[Page segmentation data]
----------
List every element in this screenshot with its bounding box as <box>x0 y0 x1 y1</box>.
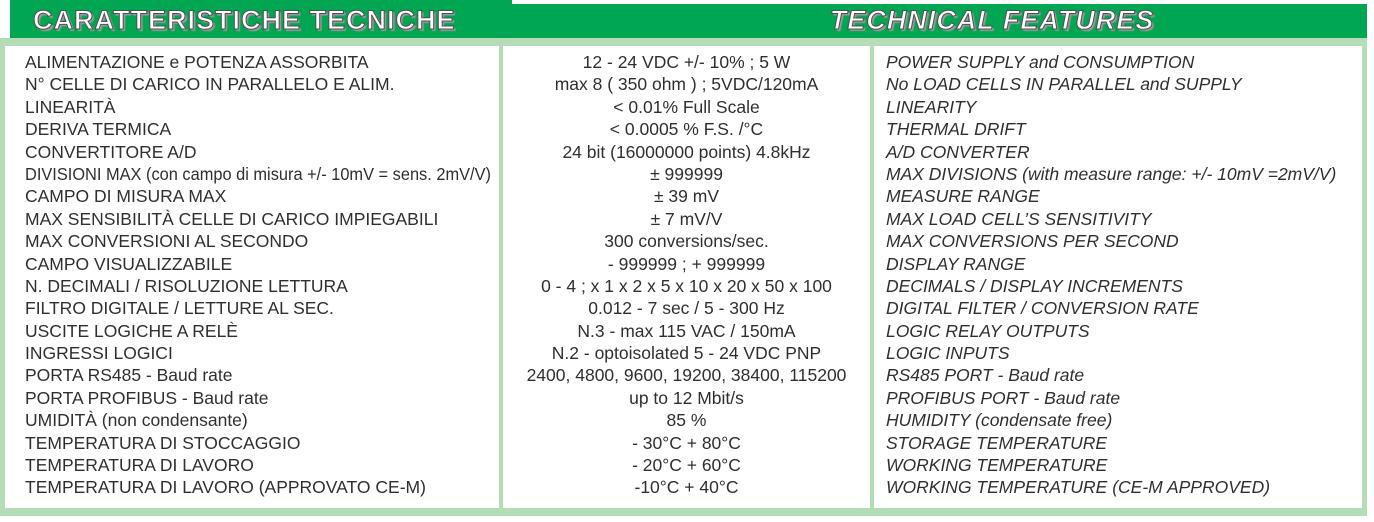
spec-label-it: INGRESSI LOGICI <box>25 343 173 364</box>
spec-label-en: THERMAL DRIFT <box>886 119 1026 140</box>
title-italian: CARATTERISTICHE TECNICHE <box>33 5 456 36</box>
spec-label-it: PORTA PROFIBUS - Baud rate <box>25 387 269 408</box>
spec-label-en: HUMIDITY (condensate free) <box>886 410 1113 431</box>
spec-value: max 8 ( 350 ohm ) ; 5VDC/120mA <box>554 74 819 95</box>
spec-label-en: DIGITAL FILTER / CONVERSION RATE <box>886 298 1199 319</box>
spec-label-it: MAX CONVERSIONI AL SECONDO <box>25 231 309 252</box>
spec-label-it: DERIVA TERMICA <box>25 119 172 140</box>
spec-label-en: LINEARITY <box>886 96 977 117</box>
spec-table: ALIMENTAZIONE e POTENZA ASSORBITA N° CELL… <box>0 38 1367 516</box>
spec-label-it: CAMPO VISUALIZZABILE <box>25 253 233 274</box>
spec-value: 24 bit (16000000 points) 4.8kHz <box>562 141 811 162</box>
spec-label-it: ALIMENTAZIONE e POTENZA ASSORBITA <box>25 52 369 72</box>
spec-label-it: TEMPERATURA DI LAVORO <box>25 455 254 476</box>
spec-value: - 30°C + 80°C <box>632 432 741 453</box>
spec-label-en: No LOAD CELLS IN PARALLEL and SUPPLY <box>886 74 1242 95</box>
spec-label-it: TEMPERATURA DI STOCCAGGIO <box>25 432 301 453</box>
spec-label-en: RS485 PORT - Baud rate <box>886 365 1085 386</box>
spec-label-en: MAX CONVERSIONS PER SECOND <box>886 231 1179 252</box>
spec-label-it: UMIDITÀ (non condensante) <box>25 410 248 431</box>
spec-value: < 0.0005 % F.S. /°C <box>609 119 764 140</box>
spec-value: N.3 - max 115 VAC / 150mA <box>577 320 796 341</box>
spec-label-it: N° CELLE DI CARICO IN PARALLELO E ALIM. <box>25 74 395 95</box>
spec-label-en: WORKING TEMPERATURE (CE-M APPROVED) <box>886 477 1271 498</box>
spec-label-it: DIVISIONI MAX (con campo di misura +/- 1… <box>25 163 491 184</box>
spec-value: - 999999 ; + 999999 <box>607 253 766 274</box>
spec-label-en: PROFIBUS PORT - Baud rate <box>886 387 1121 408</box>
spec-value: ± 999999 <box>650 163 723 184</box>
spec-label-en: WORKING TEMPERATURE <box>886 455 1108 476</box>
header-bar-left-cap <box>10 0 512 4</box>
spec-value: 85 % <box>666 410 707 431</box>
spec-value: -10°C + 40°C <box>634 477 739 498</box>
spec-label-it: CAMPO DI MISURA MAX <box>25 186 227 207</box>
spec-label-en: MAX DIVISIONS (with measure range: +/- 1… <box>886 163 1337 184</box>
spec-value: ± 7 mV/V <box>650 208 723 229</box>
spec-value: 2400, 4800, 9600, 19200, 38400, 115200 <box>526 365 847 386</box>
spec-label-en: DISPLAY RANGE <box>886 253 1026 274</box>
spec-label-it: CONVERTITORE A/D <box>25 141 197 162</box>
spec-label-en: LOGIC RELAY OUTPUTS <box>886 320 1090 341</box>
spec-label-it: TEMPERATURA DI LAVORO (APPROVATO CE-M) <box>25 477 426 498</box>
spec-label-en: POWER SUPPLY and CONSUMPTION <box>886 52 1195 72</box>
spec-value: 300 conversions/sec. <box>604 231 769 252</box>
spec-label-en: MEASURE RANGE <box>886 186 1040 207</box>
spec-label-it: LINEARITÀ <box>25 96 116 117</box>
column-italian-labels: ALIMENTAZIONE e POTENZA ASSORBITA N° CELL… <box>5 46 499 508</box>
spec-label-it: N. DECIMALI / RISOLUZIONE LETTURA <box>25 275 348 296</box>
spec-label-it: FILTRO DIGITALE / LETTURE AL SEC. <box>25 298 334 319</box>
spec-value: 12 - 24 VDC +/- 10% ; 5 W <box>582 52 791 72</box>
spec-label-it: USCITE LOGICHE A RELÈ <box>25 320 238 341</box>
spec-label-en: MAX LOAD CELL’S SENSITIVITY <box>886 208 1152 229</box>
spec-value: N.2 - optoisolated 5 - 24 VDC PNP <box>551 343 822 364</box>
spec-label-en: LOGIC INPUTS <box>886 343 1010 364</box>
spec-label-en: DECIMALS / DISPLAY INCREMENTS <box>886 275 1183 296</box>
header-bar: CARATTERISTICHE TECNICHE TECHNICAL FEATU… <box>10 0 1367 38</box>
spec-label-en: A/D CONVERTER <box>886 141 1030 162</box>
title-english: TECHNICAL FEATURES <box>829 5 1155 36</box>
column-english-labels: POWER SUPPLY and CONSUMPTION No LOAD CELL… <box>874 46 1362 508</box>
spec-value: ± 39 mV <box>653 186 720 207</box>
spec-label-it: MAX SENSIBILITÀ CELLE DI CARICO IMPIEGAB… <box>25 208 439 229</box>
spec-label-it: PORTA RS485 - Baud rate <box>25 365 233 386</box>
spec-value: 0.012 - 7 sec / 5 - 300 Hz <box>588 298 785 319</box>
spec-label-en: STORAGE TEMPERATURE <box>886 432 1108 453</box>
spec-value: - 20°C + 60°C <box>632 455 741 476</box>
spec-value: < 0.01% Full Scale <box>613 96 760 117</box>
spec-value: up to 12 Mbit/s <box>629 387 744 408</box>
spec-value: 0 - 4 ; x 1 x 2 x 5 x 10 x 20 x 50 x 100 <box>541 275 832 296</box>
----------
### [Work instruction]
Every line above should be printed again word for word, without its pictures.

### [Problem solution]
List every element in this screenshot with its bounding box as <box>x0 y0 x1 y1</box>.
spec-label-it: INGRESSI LOGICI <box>25 343 173 364</box>
spec-label-en: THERMAL DRIFT <box>886 119 1026 140</box>
title-italian: CARATTERISTICHE TECNICHE <box>33 5 456 36</box>
spec-label-it: PORTA PROFIBUS - Baud rate <box>25 387 269 408</box>
spec-label-en: HUMIDITY (condensate free) <box>886 410 1113 431</box>
spec-value: max 8 ( 350 ohm ) ; 5VDC/120mA <box>554 74 819 95</box>
spec-label-en: DIGITAL FILTER / CONVERSION RATE <box>886 298 1199 319</box>
spec-label-it: MAX CONVERSIONI AL SECONDO <box>25 231 309 252</box>
spec-label-it: DERIVA TERMICA <box>25 119 172 140</box>
spec-label-en: LINEARITY <box>886 96 977 117</box>
spec-table: ALIMENTAZIONE e POTENZA ASSORBITA N° CELL… <box>0 38 1367 516</box>
spec-label-it: CAMPO VISUALIZZABILE <box>25 253 233 274</box>
spec-value: 24 bit (16000000 points) 4.8kHz <box>562 141 811 162</box>
spec-label-it: ALIMENTAZIONE e POTENZA ASSORBITA <box>25 52 369 72</box>
spec-label-it: TEMPERATURA DI LAVORO <box>25 455 254 476</box>
spec-value: - 30°C + 80°C <box>632 432 741 453</box>
spec-label-en: No LOAD CELLS IN PARALLEL and SUPPLY <box>886 74 1242 95</box>
spec-label-it: TEMPERATURA DI STOCCAGGIO <box>25 432 301 453</box>
spec-label-en: RS485 PORT - Baud rate <box>886 365 1085 386</box>
spec-label-en: MAX CONVERSIONS PER SECOND <box>886 231 1179 252</box>
spec-label-it: UMIDITÀ (non condensante) <box>25 410 248 431</box>
spec-value: < 0.0005 % F.S. /°C <box>609 119 764 140</box>
spec-value: N.3 - max 115 VAC / 150mA <box>577 320 796 341</box>
spec-label-it: N° CELLE DI CARICO IN PARALLELO E ALIM. <box>25 74 395 95</box>
spec-label-en: WORKING TEMPERATURE (CE-M APPROVED) <box>886 477 1271 498</box>
spec-label-it: DIVISIONI MAX (con campo di misura +/- 1… <box>25 163 491 184</box>
spec-value: - 999999 ; + 999999 <box>607 253 766 274</box>
spec-label-en: PROFIBUS PORT - Baud rate <box>886 387 1121 408</box>
spec-value: ± 999999 <box>650 163 723 184</box>
spec-label-en: WORKING TEMPERATURE <box>886 455 1108 476</box>
header-bar-left-cap <box>10 0 512 4</box>
spec-value: 85 % <box>666 410 707 431</box>
spec-value: -10°C + 40°C <box>634 477 739 498</box>
spec-label-it: CAMPO DI MISURA MAX <box>25 186 227 207</box>
spec-label-en: MAX DIVISIONS (with measure range: +/- 1… <box>886 163 1337 184</box>
spec-value: ± 7 mV/V <box>650 208 723 229</box>
spec-value: 2400, 4800, 9600, 19200, 38400, 115200 <box>526 365 847 386</box>
spec-label-en: DISPLAY RANGE <box>886 253 1026 274</box>
spec-label-it: CONVERTITORE A/D <box>25 141 197 162</box>
spec-label-en: LOGIC RELAY OUTPUTS <box>886 320 1090 341</box>
spec-label-it: TEMPERATURA DI LAVORO (APPROVATO CE-M) <box>25 477 426 498</box>
spec-label-en: POWER SUPPLY and CONSUMPTION <box>886 52 1195 72</box>
spec-value: 300 conversions/sec. <box>604 231 769 252</box>
spec-label-en: MEASURE RANGE <box>886 186 1040 207</box>
spec-label-it: LINEARITÀ <box>25 96 116 117</box>
column-italian-labels: ALIMENTAZIONE e POTENZA ASSORBITA N° CELL… <box>5 46 499 508</box>
spec-label-it: N. DECIMALI / RISOLUZIONE LETTURA <box>25 275 348 296</box>
spec-label-it: FILTRO DIGITALE / LETTURE AL SEC. <box>25 298 334 319</box>
spec-value: 12 - 24 VDC +/- 10% ; 5 W <box>582 52 791 72</box>
spec-label-it: USCITE LOGICHE A RELÈ <box>25 320 238 341</box>
spec-label-en: MAX LOAD CELL’S SENSITIVITY <box>886 208 1152 229</box>
spec-value: N.2 - optoisolated 5 - 24 VDC PNP <box>551 343 822 364</box>
spec-label-en: LOGIC INPUTS <box>886 343 1010 364</box>
spec-label-en: DECIMALS / DISPLAY INCREMENTS <box>886 275 1183 296</box>
header-bar: CARATTERISTICHE TECNICHE TECHNICAL FEATU… <box>10 0 1367 38</box>
spec-label-en: A/D CONVERTER <box>886 141 1030 162</box>
title-english: TECHNICAL FEATURES <box>829 5 1155 36</box>
column-english-labels: POWER SUPPLY and CONSUMPTION No LOAD CELL… <box>874 46 1362 508</box>
spec-value: ± 39 mV <box>653 186 720 207</box>
spec-label-it: MAX SENSIBILITÀ CELLE DI CARICO IMPIEGAB… <box>25 208 439 229</box>
spec-label-it: PORTA RS485 - Baud rate <box>25 365 233 386</box>
spec-value: 0.012 - 7 sec / 5 - 300 Hz <box>588 298 785 319</box>
spec-label-en: STORAGE TEMPERATURE <box>886 432 1108 453</box>
spec-value: - 20°C + 60°C <box>632 455 741 476</box>
spec-value: < 0.01% Full Scale <box>613 96 760 117</box>
spec-value: up to 12 Mbit/s <box>629 387 744 408</box>
spec-value: 0 - 4 ; x 1 x 2 x 5 x 10 x 20 x 50 x 100 <box>541 275 832 296</box>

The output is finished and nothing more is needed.